**Prompt**:
In the listing, give the lines starting at the one that contains "Patent image size: (969, 656)." and ending at the one that contains "In FIG. 6, the cleaning" as a numbered list, leaving out blank lines.

# # #

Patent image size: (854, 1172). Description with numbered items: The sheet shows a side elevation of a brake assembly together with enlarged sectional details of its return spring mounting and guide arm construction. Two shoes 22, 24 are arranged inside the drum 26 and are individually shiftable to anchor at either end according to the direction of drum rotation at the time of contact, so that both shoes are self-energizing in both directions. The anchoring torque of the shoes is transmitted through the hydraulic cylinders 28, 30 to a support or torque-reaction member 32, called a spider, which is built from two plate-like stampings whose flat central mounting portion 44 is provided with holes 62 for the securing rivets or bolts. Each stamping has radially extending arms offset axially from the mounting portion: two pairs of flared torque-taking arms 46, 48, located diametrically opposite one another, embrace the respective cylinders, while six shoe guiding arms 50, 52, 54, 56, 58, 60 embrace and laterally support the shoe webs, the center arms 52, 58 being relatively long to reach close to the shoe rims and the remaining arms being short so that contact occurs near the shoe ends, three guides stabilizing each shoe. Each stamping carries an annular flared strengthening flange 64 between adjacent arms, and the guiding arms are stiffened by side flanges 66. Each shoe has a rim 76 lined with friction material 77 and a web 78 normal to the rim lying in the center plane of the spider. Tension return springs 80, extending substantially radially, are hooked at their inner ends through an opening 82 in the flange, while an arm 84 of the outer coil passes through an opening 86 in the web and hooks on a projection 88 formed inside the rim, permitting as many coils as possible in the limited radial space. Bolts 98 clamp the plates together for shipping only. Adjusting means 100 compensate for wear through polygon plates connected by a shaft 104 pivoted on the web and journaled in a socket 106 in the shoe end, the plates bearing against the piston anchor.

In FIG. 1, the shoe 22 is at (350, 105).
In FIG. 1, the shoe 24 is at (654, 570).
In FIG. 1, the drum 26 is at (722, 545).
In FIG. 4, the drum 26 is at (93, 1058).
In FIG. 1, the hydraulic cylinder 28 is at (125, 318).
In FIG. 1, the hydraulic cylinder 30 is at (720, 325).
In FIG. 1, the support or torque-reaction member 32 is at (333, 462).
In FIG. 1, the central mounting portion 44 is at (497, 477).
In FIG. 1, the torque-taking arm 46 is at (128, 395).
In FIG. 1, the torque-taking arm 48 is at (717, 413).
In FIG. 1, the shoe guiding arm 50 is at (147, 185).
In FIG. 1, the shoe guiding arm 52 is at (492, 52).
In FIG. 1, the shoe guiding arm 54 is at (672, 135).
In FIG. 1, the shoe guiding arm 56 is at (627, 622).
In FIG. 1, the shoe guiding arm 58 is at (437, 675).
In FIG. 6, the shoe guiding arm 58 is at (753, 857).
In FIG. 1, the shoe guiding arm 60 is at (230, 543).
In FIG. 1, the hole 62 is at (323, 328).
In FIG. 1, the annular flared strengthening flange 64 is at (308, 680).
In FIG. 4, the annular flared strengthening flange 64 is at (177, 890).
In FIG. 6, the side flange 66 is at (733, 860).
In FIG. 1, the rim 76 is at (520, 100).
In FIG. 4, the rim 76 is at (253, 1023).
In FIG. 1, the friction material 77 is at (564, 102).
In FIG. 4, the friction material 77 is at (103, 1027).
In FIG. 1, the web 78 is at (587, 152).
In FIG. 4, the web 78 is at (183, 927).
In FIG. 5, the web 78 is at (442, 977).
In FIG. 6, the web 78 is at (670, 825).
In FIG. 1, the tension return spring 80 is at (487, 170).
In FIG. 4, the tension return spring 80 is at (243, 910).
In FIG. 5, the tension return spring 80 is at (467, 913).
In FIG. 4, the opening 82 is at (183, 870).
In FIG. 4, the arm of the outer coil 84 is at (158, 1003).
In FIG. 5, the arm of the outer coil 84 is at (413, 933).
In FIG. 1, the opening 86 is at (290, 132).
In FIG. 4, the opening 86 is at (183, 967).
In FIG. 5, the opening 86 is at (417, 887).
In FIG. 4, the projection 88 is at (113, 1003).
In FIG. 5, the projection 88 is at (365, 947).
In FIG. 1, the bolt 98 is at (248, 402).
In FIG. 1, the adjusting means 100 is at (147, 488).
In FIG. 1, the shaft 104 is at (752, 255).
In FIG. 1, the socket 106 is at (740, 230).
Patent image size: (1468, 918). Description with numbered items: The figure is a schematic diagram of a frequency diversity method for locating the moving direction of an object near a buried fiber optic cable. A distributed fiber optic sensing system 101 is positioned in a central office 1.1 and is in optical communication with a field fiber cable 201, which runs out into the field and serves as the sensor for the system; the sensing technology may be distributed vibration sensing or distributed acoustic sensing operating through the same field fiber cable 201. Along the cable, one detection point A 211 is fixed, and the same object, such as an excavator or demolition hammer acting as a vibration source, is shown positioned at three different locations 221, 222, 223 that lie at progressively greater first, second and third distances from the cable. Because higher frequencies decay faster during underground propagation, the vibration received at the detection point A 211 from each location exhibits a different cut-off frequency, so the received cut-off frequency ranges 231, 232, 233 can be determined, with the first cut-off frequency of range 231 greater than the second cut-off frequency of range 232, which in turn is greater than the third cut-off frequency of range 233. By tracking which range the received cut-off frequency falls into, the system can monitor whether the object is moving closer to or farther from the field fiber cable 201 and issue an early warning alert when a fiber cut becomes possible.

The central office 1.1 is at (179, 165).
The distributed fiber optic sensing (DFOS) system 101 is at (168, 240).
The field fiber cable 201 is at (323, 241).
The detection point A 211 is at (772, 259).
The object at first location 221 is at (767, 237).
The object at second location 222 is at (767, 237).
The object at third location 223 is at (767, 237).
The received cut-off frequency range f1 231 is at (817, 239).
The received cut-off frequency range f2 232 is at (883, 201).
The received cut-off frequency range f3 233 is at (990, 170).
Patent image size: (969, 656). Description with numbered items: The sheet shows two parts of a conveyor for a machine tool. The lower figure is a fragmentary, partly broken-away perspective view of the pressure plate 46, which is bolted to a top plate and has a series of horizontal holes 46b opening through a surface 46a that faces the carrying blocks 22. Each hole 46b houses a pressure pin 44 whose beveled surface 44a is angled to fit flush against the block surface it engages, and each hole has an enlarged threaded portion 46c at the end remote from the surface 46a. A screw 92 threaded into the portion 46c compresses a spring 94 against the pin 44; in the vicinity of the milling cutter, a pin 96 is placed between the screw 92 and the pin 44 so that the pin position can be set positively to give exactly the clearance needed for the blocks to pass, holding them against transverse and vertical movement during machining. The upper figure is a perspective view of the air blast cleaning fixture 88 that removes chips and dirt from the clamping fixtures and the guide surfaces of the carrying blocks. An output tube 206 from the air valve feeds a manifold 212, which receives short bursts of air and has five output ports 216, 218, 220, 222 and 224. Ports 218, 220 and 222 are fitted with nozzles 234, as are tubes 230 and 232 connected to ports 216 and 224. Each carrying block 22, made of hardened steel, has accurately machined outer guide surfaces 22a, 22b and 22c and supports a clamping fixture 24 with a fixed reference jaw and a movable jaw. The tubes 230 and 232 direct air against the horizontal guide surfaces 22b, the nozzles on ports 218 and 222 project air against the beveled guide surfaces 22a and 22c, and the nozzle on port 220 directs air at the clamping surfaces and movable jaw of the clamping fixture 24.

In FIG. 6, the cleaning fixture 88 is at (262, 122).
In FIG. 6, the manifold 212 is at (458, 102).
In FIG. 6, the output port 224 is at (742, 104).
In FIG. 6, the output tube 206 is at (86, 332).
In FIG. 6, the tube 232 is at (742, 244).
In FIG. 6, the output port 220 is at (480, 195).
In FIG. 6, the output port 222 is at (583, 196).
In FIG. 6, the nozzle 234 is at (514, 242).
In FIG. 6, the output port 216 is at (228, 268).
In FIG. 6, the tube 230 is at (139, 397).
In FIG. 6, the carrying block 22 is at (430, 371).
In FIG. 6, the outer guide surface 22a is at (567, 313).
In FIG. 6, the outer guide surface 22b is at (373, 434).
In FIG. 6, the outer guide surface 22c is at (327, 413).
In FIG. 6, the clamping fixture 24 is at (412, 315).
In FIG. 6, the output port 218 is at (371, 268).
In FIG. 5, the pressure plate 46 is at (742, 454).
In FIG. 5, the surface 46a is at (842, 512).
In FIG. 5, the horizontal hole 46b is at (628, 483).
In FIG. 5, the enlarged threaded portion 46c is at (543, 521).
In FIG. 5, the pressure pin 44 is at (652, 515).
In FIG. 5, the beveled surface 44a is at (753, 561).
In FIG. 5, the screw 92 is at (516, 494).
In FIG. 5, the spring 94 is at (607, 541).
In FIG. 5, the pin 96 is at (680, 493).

# # #

**Answer for the task**:
1. Patent image size: (969, 656). Description with numbered items: The sheet shows two parts of a conveyor for a machine tool. The lower figure is a fragmentary, partly broken-away perspective view of the pressure plate 46, which is bolted to a top plate and has a series of horizontal holes 46b opening through a surface 46a that faces the carrying blocks 22. Each hole 46b houses a pressure pin 44 whose beveled surface 44a is angled to fit flush against the block surface it engages, and each hole has an enlarged threaded portion 46c at the end remote from the surface 46a. A screw 92 threaded into the portion 46c compresses a spring 94 against the pin 44; in the vicinity of the milling cutter, a pin 96 is placed between the screw 92 and the pin 44 so that the pin position can be set positively to give exactly the clearance needed for the blocks to pass, holding them against transverse and vertical movement during machining. The upper figure is a perspective view of the air blast cleaning fixture 88 that removes chips and dirt from the clamping fixtures and the guide surfaces of the carrying blocks. An output tube 206 from the air valve feeds a manifold 212, which receives short bursts of air and has five output ports 216, 218, 220, 222 and 224. Ports 218, 220 and 222 are fitted with nozzles 234, as are tubes 230 and 232 connected to ports 216 and 224. Each carrying block 22, made of hardened steel, has accurately machined outer guide surfaces 22a, 22b and 22c and supports a clamping fixture 24 with a fixed reference jaw and a movable jaw. The tubes 230 and 232 direct air against the horizontal guide surfaces 22b, the nozzles on ports 218 and 222 project air against the beveled guide surfaces 22a and 22c, and the nozzle on port 220 directs air at the clamping surfaces and movable jaw of the clamping fixture 24.
2. In FIG. 6, the cleaning fixture 88 is at (262, 122).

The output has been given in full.